### Passage given

╭──

I agree that less boilerplate would be nice, but I don't believe it
follows that we need an extension. An extension only makes sense if:

1. The pattern it's replacing is frequent enough to justify yet more
    complication in the language.
2. The pattern it's replacing is complex enough to justify yet more
    complication in the language.
3. The extension can actually replace the pattern.
4. The extension doesn't add even more:
     1. complexity
     2. inefficiency
     3. confusion; or
     4. danger.

I don't see this proposal satisfying even one of those requirements.

Yes, I provided a boilerplate-y solution... to /one specific form of the
problem/. The boilerplate I gave won't work generically. And even if it
could, it would require specifying so much detail (such as how to clean
up after each function) that you'd almost end up writing the same amount
of code.

Just consider this simple problem: You have a base class with a setup
function and paired cleanup function, and you want to specify that it's
only tail-extensible. (I've already pointed out that restricting it to
/only/ tail extensibility doesn't make sense, but let's put that aside
for now.) You want to extend that class and its setup function, which
means this:

struct base {
    tail_extensible void setup();
    head_extensible void cleanup();
    // etc.
};

struct derived : base {
    void setup() override;

    // etc.
}

This is basically just your motivating example restated.

Okay, so let's actually try writing derived::setup():

void derived::setup()
{
    // Allocate some resources here.
}

Now, at the closing "}" in derived::setup(), this extension promises to
automatically call base::setup(). Cool. But then... base::setup() fails.

What happens to the resources allocated in derived::setup()? What
happens to derived's invariants?

╰──

### Input material
╭──

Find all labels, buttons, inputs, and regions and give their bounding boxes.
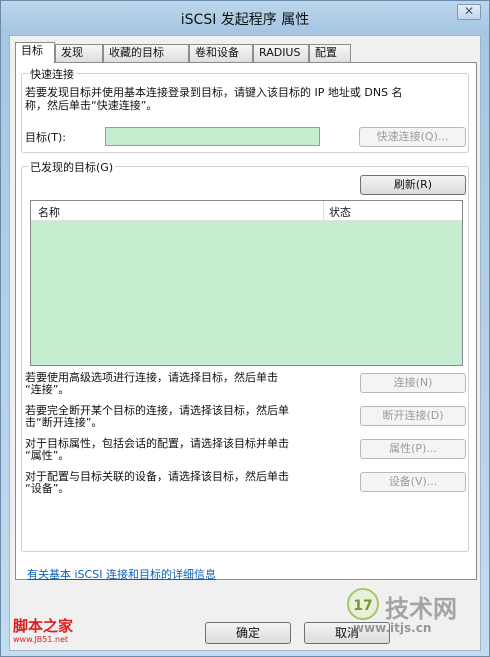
target-label: 目标(T): — [25, 131, 67, 144]
refresh-button[interactable]: 刷新(R) — [360, 175, 466, 195]
quick-connect-title: 快速连接 — [28, 66, 76, 82]
disconnect-description: 若要完全断开某个目标的连接，请选择该目标，然后单 击“断开连接”。 — [25, 405, 340, 429]
disconnect-button[interactable]: 断开连接(D) — [360, 406, 466, 426]
watermark-jb51-url: www.JB51.net — [13, 635, 69, 644]
connect-desc-line1: 若要使用高级选项进行连接，请选择目标，然后单击 — [25, 371, 278, 384]
tab-configuration[interactable]: 配置 — [309, 44, 351, 62]
properties-desc-line1: 对于目标属性，包括会话的配置，请选择该目标并单击 — [25, 437, 289, 450]
ok-button[interactable]: 确定 — [205, 622, 291, 644]
watermark-itjs-text: 技术网 — [385, 595, 457, 623]
properties-window: iSCSI 发起程序 属性 ✕ 目标 发现 收藏的目标 卷和设备 RADIUS … — [0, 0, 490, 657]
watermark-jb51-text: 脚本之家 — [13, 617, 74, 635]
title-bar[interactable]: iSCSI 发起程序 属性 ✕ — [1, 1, 489, 35]
disconnect-desc-line2: 击“断开连接”。 — [25, 416, 103, 429]
devices-description: 对于配置与目标关联的设备，请选择该目标，然后单击 “设备”。 — [25, 471, 340, 495]
target-input[interactable] — [105, 127, 320, 146]
quick-connect-desc-line2: 称，然后单击“快速连接”。 — [25, 99, 158, 112]
quick-connect-description: 若要发现目标并使用基本连接登录到目标，请键入该目标的 IP 地址或 DNS 名 … — [25, 86, 465, 112]
quick-connect-group: 快速连接 若要发现目标并使用基本连接登录到目标，请键入该目标的 IP 地址或 D… — [21, 66, 469, 153]
discovered-targets-group: 已发现的目标(G) 刷新(R) 名称 状态 若要使用高级选项进行连接，请选择目标… — [21, 159, 469, 552]
tab-radius[interactable]: RADIUS — [253, 44, 309, 62]
close-icon: ✕ — [463, 4, 475, 18]
devices-button[interactable]: 设备(V)... — [360, 472, 466, 492]
list-header: 名称 状态 — [31, 201, 462, 221]
watermark-itjs-url: www.itjs.cn — [353, 621, 432, 635]
devices-desc-line2: “设备”。 — [25, 482, 70, 495]
itjs-logo-text: 17 — [353, 598, 372, 614]
tab-volumes-devices[interactable]: 卷和设备 — [189, 44, 253, 62]
devices-desc-line1: 对于配置与目标关联的设备，请选择该目标，然后单击 — [25, 470, 289, 483]
properties-description: 对于目标属性，包括会话的配置，请选择该目标并单击 “属性”。 — [25, 438, 340, 462]
itjs-logo-icon: 17 — [347, 588, 379, 620]
tab-targets[interactable]: 目标 — [15, 42, 55, 63]
connect-desc-line2: “连接”。 — [25, 383, 70, 396]
targets-panel: 快速连接 若要发现目标并使用基本连接登录到目标，请键入该目标的 IP 地址或 D… — [15, 62, 477, 582]
column-separator[interactable] — [323, 201, 324, 221]
quick-connect-button[interactable]: 快速连接(Q)... — [359, 127, 466, 147]
connect-description: 若要使用高级选项进行连接，请选择目标，然后单击 “连接”。 — [25, 372, 335, 396]
window-title: iSCSI 发起程序 属性 — [180, 12, 310, 28]
properties-button[interactable]: 属性(P)... — [360, 439, 466, 459]
help-link[interactable]: 有关基本 iSCSI 连接和目标的详细信息 — [27, 566, 216, 582]
column-header-status[interactable]: 状态 — [329, 204, 351, 220]
close-button[interactable]: ✕ — [457, 4, 481, 20]
column-header-name[interactable]: 名称 — [38, 204, 60, 220]
properties-desc-line2: “属性”。 — [25, 449, 70, 462]
quick-connect-desc-line1: 若要发现目标并使用基本连接登录到目标，请键入该目标的 IP 地址或 DNS 名 — [25, 86, 403, 99]
tab-favorite-targets[interactable]: 收藏的目标 — [103, 44, 189, 62]
connect-button[interactable]: 连接(N) — [360, 373, 466, 393]
discovered-targets-title: 已发现的目标(G) — [28, 159, 116, 175]
discovered-targets-list[interactable]: 名称 状态 — [30, 200, 463, 366]
tab-discovery[interactable]: 发现 — [55, 44, 103, 62]
dialog-client-area: 目标 发现 收藏的目标 卷和设备 RADIUS 配置 快速连接 若要发现目标并使… — [9, 35, 481, 651]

╰──

### Directions
1 - In the forum post, what does the proposed extension promise to do at the closing "}" of derived::setup()?
2 - Copy out the rows starting at the line that contains "target-label: 目标(T): — [25, 131, 67, 144]" and ending after the line that contains "discovered-targets-group: 已发现的目标(G) 刷新(R)", both included.

### Answers per task
1 - It promises to automatically call base::setup().

2 -
target-label: 目标(T): — [25, 131, 67, 144]
refresh-button[interactable]: 刷新(R) — [360, 175, 466, 195]
quick-connect-title: 快速连接 — [28, 66, 76, 82]
disconnect-description: 若要完全断开某个目标的连接，请选择该目标，然后单 击“断开连接”。 — [25, 405, 340, 429]
disconnect-button[interactable]: 断开连接(D) — [360, 406, 466, 426]
watermark-jb51-url: www.JB51.net — [13, 635, 69, 644]
connect-desc-line1: 若要使用高级选项进行连接，请选择目标，然后单击 — [25, 371, 278, 384]
tab-configuration[interactable]: 配置 — [309, 44, 351, 62]
properties-desc-line1: 对于目标属性，包括会话的配置，请选择该目标并单击 — [25, 437, 289, 450]
ok-button[interactable]: 确定 — [205, 622, 291, 644]
watermark-itjs-text: 技术网 — [385, 595, 457, 623]
properties-window: iSCSI 发起程序 属性 ✕ 目标 发现 收藏的目标 卷和设备 RADIUS … — [0, 0, 490, 657]
watermark-jb51-text: 脚本之家 — [13, 617, 74, 635]
title-bar[interactable]: iSCSI 发起程序 属性 ✕ — [1, 1, 489, 35]
disconnect-desc-line2: 击“断开连接”。 — [25, 416, 103, 429]
devices-description: 对于配置与目标关联的设备，请选择该目标，然后单击 “设备”。 — [25, 471, 340, 495]
target-input[interactable] — [105, 127, 320, 146]
quick-connect-desc-line2: 称，然后单击“快速连接”。 — [25, 99, 158, 112]
quick-connect-description: 若要发现目标并使用基本连接登录到目标，请键入该目标的 IP 地址或 DNS 名 … — [25, 86, 465, 112]
quick-connect-group: 快速连接 若要发现目标并使用基本连接登录到目标，请键入该目标的 IP 地址或 D… — [21, 66, 469, 153]
discovered-targets-group: 已发现的目标(G) 刷新(R) 名称 状态 若要使用高级选项进行连接，请选择目标… — [21, 159, 469, 552]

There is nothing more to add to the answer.